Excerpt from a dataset
....
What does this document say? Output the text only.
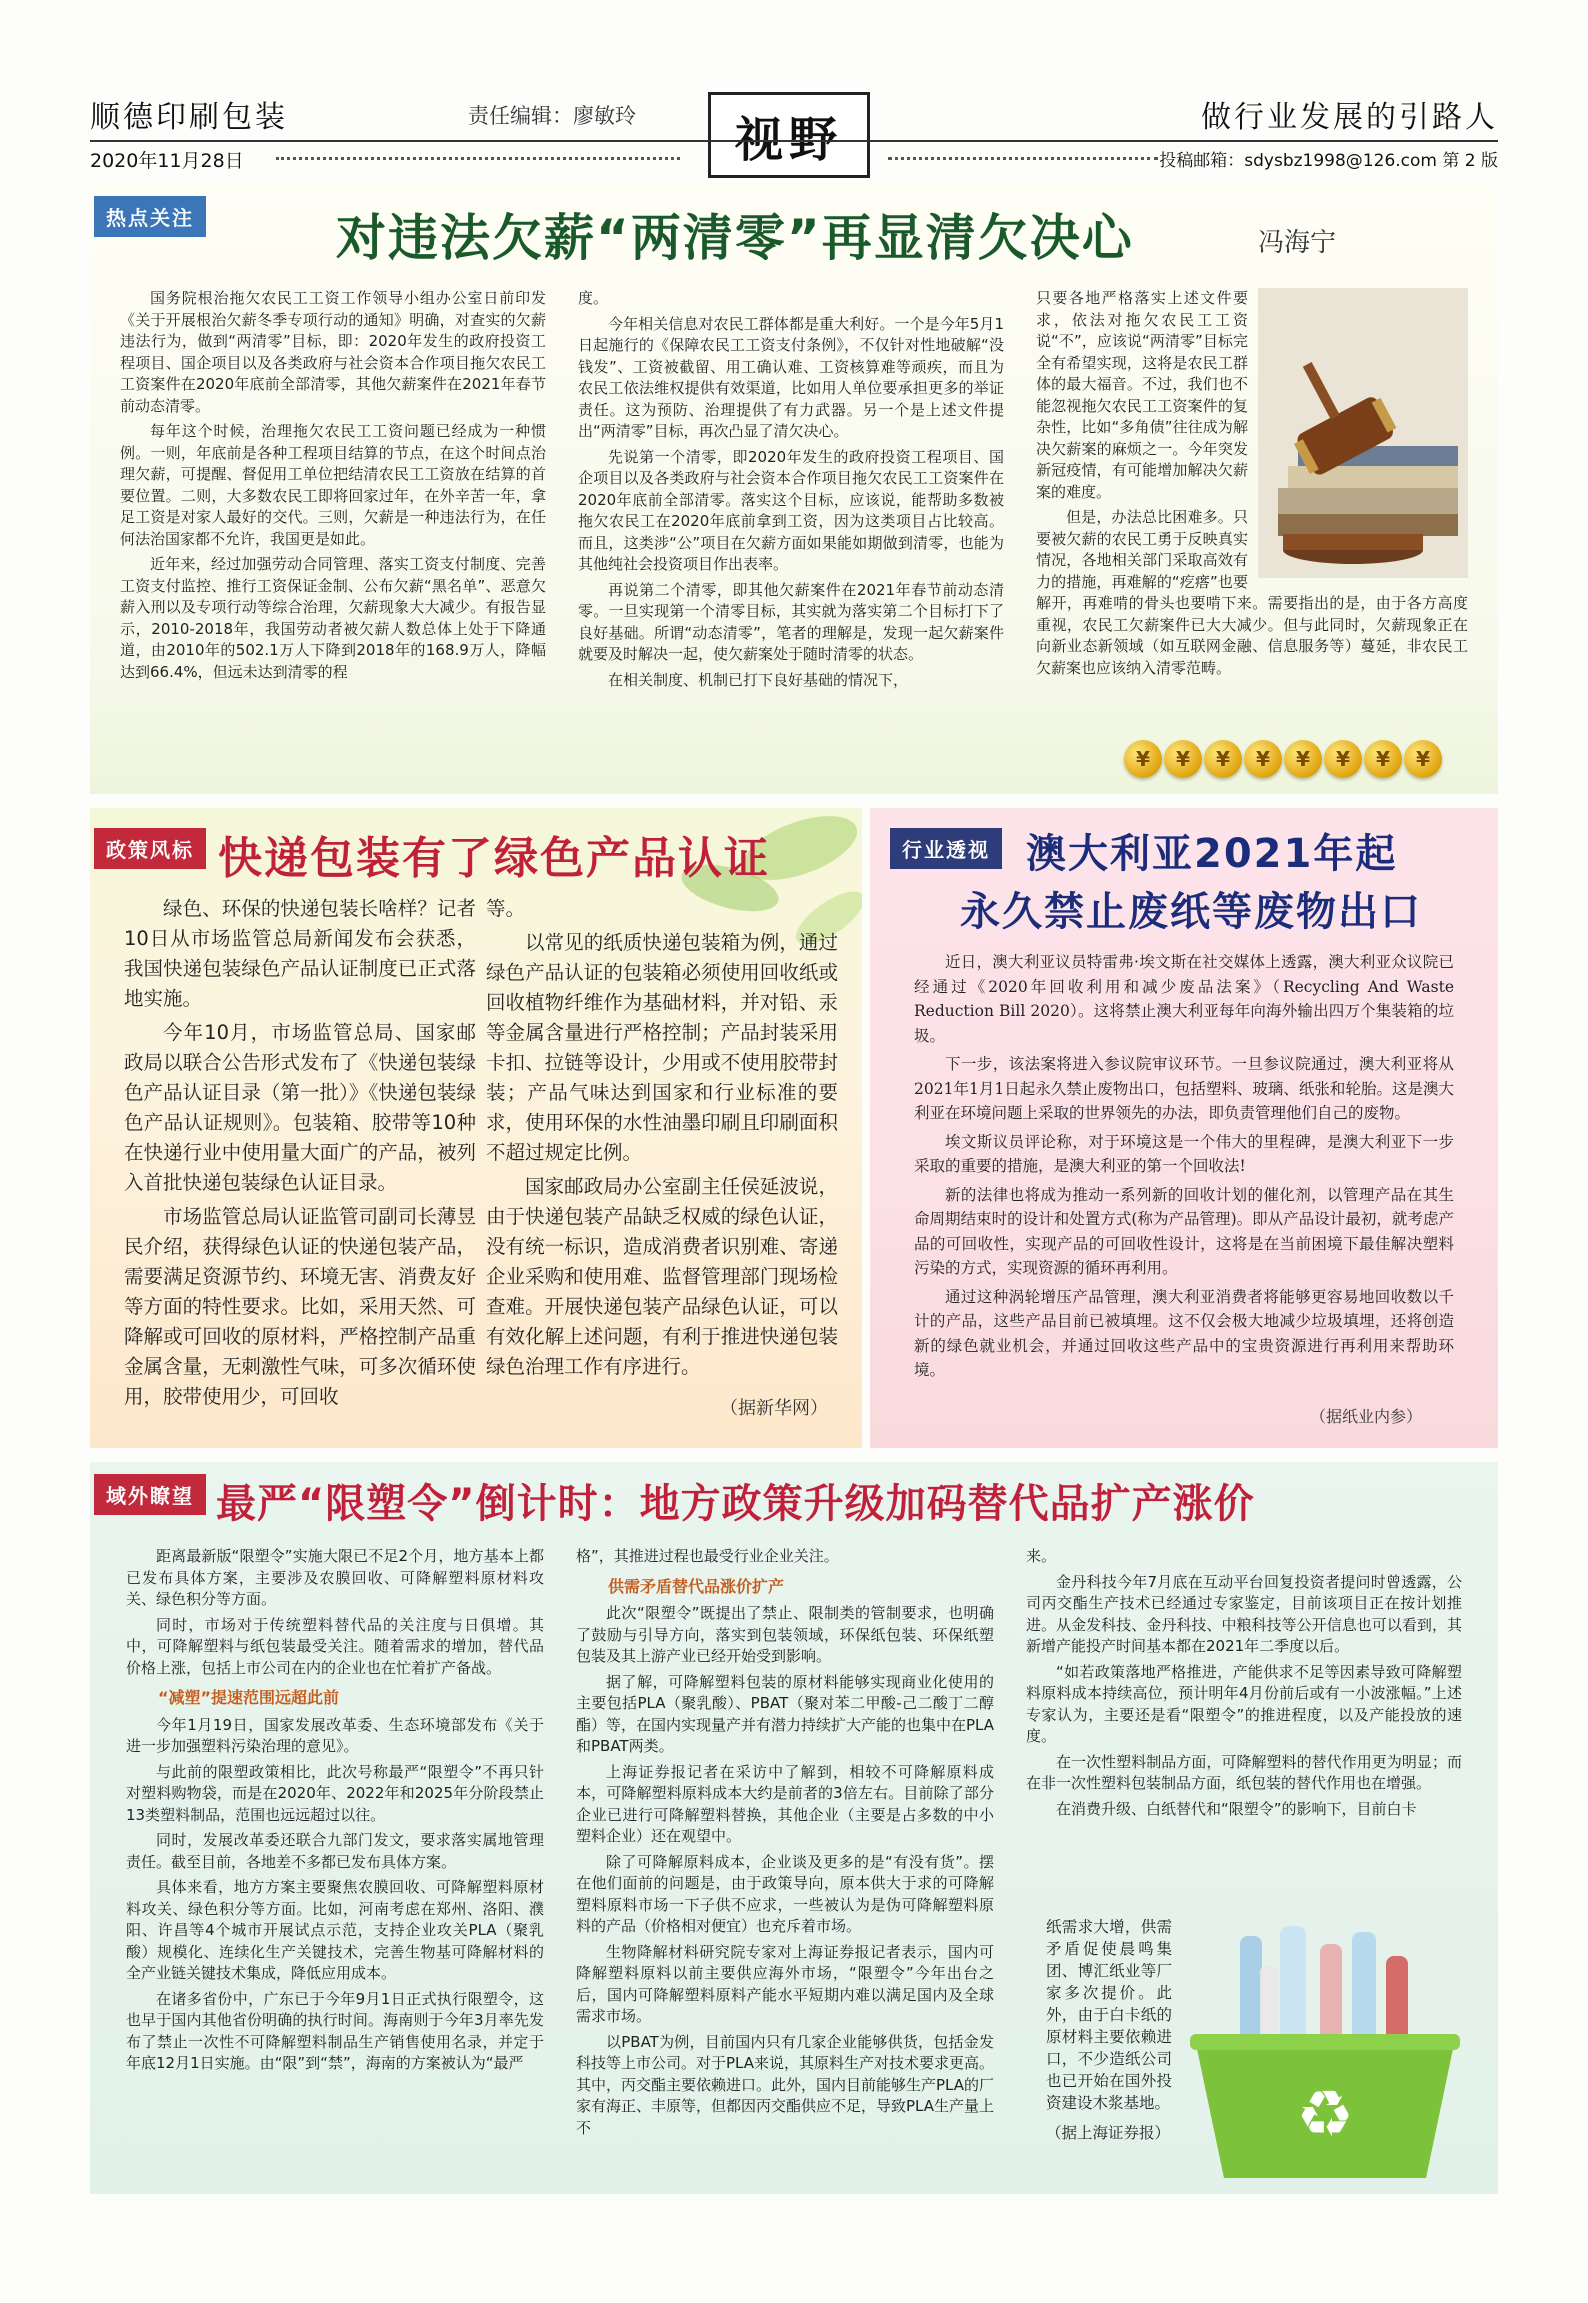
顺德印刷包装	责任编辑：廖敏玲 视野	做行业发展的引路人
2020年11月28日	投稿邮箱：sdysbz1998@126.com 第 2 版
热点关注	对违法欠薪“两清零”再显清欠决心	冯海宁

国务院根治拖欠农民工工资工作领导小组办公室日前印发《关于开展根治欠薪冬季专项行动的通知》明确，对查实的欠薪违法行为，做到“两清零”目标，即：2020年发生的政府投资工程项目、国企项目以及各类政府与社会资本合作项目拖欠农民工工资案件在2020年底前全部清零，其他欠薪案件在2021年春节前动态清零。

每年这个时候，治理拖欠农民工工资问题已经成为一种惯例。一则，年底前是各种工程项目结算的节点，在这个时间点治理欠薪，可提醒、督促用工单位把结清农民工工资放在结算的首要位置。二则，大多数农民工即将回家过年，在外辛苦一年，拿足工资是对家人最好的交代。三则，欠薪是一种违法行为，在任何法治国家都不允许，我国更是如此。

近年来，经过加强劳动合同管理、落实工资支付制度、完善工资支付监控、推行工资保证金制、公布欠薪“黑名单”、恶意欠薪入刑以及专项行动等综合治理，欠薪现象大大减少。有报告显示，2010-2018年，我国劳动者被欠薪人数总体上处于下降通道，由2010年的502.1万人下降到2018年的168.9万人，降幅达到66.4%，但远未达到清零的程

度。

今年相关信息对农民工群体都是重大利好。一个是今年5月1日起施行的《保障农民工工资支付条例》，不仅针对性地破解“没钱发”、工资被截留、用工确认难、工资核算难等顽疾，而且为农民工依法维权提供有效渠道，比如用人单位要承担更多的举证责任。这为预防、治理提供了有力武器。另一个是上述文件提出“两清零”目标，再次凸显了清欠决心。

先说第一个清零，即2020年发生的政府投资工程项目、国企项目以及各类政府与社会资本合作项目拖欠农民工工资案件在2020年底前全部清零。落实这个目标，应该说，能帮助多数被拖欠农民工在2020年底前拿到工资，因为这类项目占比较高。而且，这类涉“公”项目在欠薪方面如果能如期做到清零，也能为其他纯社会投资项目作出表率。

再说第二个清零，即其他欠薪案件在2021年春节前动态清零。一旦实现第一个清零目标，其实就为落实第二个目标打下了良好基础。所谓“动态清零”，笔者的理解是，发现一起欠薪案件就要及时解决一起，使欠薪案处于随时清零的状态。

在相关制度、机制已打下良好基础的情况下，

只要各地严格落实上述文件要求，依法对拖欠农民工工资说“不”，应该说“两清零”目标完全有希望实现，这将是农民工群体的最大福音。不过，我们也不能忽视拖欠农民工工资案件的复杂性，比如“多角债”往往成为解决欠薪案的麻烦之一。今年突发新冠疫情，有可能增加解决欠薪案的难度。

但是，办法总比困难多。只要被欠薪的农民工勇于反映真实情况，各地相关部门采取高效有力的措施，再难解的“疙瘩”也要解开，再难啃的骨头也要啃下来。需要指出的是，由于各方高度重视，农民工欠薪案件已大大减少。但与此同时，欠薪现象正在向新业态新领域（如互联网金融、信息服务等）蔓延，非农民工欠薪案也应该纳入清零范畴。

¥	¥	¥	¥	¥	¥	¥	¥
政策风标 快递包装有了绿色产品认证

绿色、环保的快递包装长啥样？记者10日从市场监管总局新闻发布会获悉，我国快递包装绿色产品认证制度已正式落地实施。

今年10月，市场监管总局、国家邮政局以联合公告形式发布了《快递包装绿色产品认证目录（第一批）》《快递包装绿色产品认证规则》。包装箱、胶带等10种在快递行业中使用量大面广的产品，被列入首批快递包装绿色认证目录。

市场监管总局认证监管司副司长薄昱民介绍，获得绿色认证的快递包装产品，需要满足资源节约、环境无害、消费友好等方面的特性要求。比如，采用天然、可降解或可回收的原材料，严格控制产品重金属含量，无刺激性气味，可多次循环使用，胶带使用少，可回收

等。

以常见的纸质快递包装箱为例，通过绿色产品认证的包装箱必须使用回收纸或回收植物纤维作为基础材料，并对铅、汞等金属含量进行严格控制；产品封装采用卡扣、拉链等设计，少用或不使用胶带封装；产品气味达到国家和行业标准的要求，使用环保的水性油墨印刷且印刷面积不超过规定比例。

国家邮政局办公室副主任侯延波说，由于快递包装产品缺乏权威的绿色认证，没有统一标识，造成消费者识别难、寄递企业采购和使用难、监督管理部门现场检查难。开展快递包装产品绿色认证，可以有效化解上述问题，有利于推进快递包装绿色治理工作有序进行。

（据新华网）
行业透视 澳大利亚2021年起
永久禁止废纸等废物出口

近日，澳大利亚议员特雷弗·埃文斯在社交媒体上透露，澳大利亚众议院已经通过《2020年回收利用和减少废品法案》（Recycling And Waste Reduction Bill 2020）。这将禁止澳大利亚每年向海外输出四万个集装箱的垃圾。

下一步，该法案将进入参议院审议环节。一旦参议院通过，澳大利亚将从2021年1月1日起永久禁止废物出口，包括塑料、玻璃、纸张和轮胎。这是澳大利亚在环境问题上采取的世界领先的办法，即负责管理他们自己的废物。

埃文斯议员评论称，对于环境这是一个伟大的里程碑，是澳大利亚下一步采取的重要的措施，是澳大利亚的第一个回收法!

新的法律也将成为推动一系列新的回收计划的催化剂，以管理产品在其生命周期结束时的设计和处置方式(称为产品管理)。即从产品设计最初，就考虑产品的可回收性，实现产品的可回收性设计，这将是在当前困境下最佳解决塑料污染的方式，实现资源的循环再利用。

通过这种涡轮增压产品管理，澳大利亚消费者将能够更容易地回收数以千计的产品，这些产品目前已被填埋。这不仅会极大地减少垃圾填埋，还将创造新的绿色就业机会，并通过回收这些产品中的宝贵资源进行再利用来帮助环境。

（据纸业内参）
域外瞭望 最严“限塑令”倒计时：地方政策升级加码替代品扩产涨价

距离最新版“限塑令”实施大限已不足2个月，地方基本上都已发布具体方案，主要涉及农膜回收、可降解塑料原材料攻关、绿色积分等方面。

同时，市场对于传统塑料替代品的关注度与日俱增。其中，可降解塑料与纸包装最受关注。随着需求的增加，替代品价格上涨，包括上市公司在内的企业也在忙着扩产备战。

“减塑”提速范围远超此前

今年1月19日，国家发展改革委、生态环境部发布《关于进一步加强塑料污染治理的意见》。

与此前的限塑政策相比，此次号称最严“限塑令”不再只针对塑料购物袋，而是在2020年、2022年和2025年分阶段禁止13类塑料制品，范围也远远超过以往。

同时，发展改革委还联合九部门发文，要求落实属地管理责任。截至目前，各地差不多都已发布具体方案。

具体来看，地方方案主要聚焦农膜回收、可降解塑料原材料攻关、绿色积分等方面。比如，河南考虑在郑州、洛阳、濮阳、许昌等4个城市开展试点示范，支持企业攻关PLA（聚乳酸）规模化、连续化生产关键技术，完善生物基可降解材料的全产业链关键技术集成，降低应用成本。

在诸多省份中，广东已于今年9月1日正式执行限塑令，这也早于国内其他省份明确的执行时间。海南则于今年3月率先发布了禁止一次性不可降解塑料制品生产销售使用名录，并定于年底12月1日实施。由“限”到“禁”，海南的方案被认为“最严

格”，其推进过程也最受行业企业关注。

供需矛盾替代品涨价扩产

此次“限塑令”既提出了禁止、限制类的管制要求，也明确了鼓励与引导方向，落实到包装领域，环保纸包装、环保纸塑包装及其上游产业已经开始受到影响。

据了解，可降解塑料包装的原材料能够实现商业化使用的主要包括PLA（聚乳酸）、PBAT（聚对苯二甲酸-己二酸丁二醇酯）等，在国内实现量产并有潜力持续扩大产能的也集中在PLA和PBAT两类。

上海证券报记者在采访中了解到，相较不可降解原料成本，可降解塑料原料成本大约是前者的3倍左右。目前除了部分企业已进行可降解塑料替换，其他企业（主要是占多数的中小塑料企业）还在观望中。

除了可降解原料成本，企业谈及更多的是“有没有货”。摆在他们面前的问题是，由于政策导向，原本供大于求的可降解塑料原料市场一下子供不应求，一些被认为是伪可降解塑料原料的产品（价格相对便宜）也充斥着市场。

生物降解材料研究院专家对上海证券报记者表示，国内可降解塑料原料以前主要供应海外市场，“限塑令”今年出台之后，国内可降解塑料原料产能水平短期内难以满足国内及全球需求市场。

以PBAT为例，目前国内只有几家企业能够供货，包括金发科技等上市公司。对于PLA来说，其原料生产对技术要求更高。其中，丙交酯主要依赖进口。此外，国内目前能够生产PLA的厂家有海正、丰原等，但都因丙交酯供应不足，导致PLA生产量上不

来。

金丹科技今年7月底在互动平台回复投资者提问时曾透露，公司丙交酯生产技术已经通过专家鉴定，目前该项目正在按计划推进。从金发科技、金丹科技、中粮科技等公开信息也可以看到，其新增产能投产时间基本都在2021年二季度以后。

“如若政策落地严格推进，产能供求不足等因素导致可降解塑料原料成本持续高位，预计明年4月份前后或有一小波涨幅。”上述专家认为，主要还是看“限塑令”的推进程度，以及产能投放的速度。

在一次性塑料制品方面，可降解塑料的替代作用更为明显；而在非一次性塑料包装制品方面，纸包装的替代作用也在增强。

在消费升级、白纸替代和“限塑令”的影响下，目前白卡

纸需求大增，供需矛盾促使晨鸣集团、博汇纸业等厂家多次提价。此外，由于白卡纸的原材料主要依赖进口，不少造纸公司也已开始在国外投资建设木浆基地。
（据上海证券报） ♻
....
* [Description of the task]: State only how many lines in the material include "可降解塑料原材料攻关".

* [Result of the exercise]: 2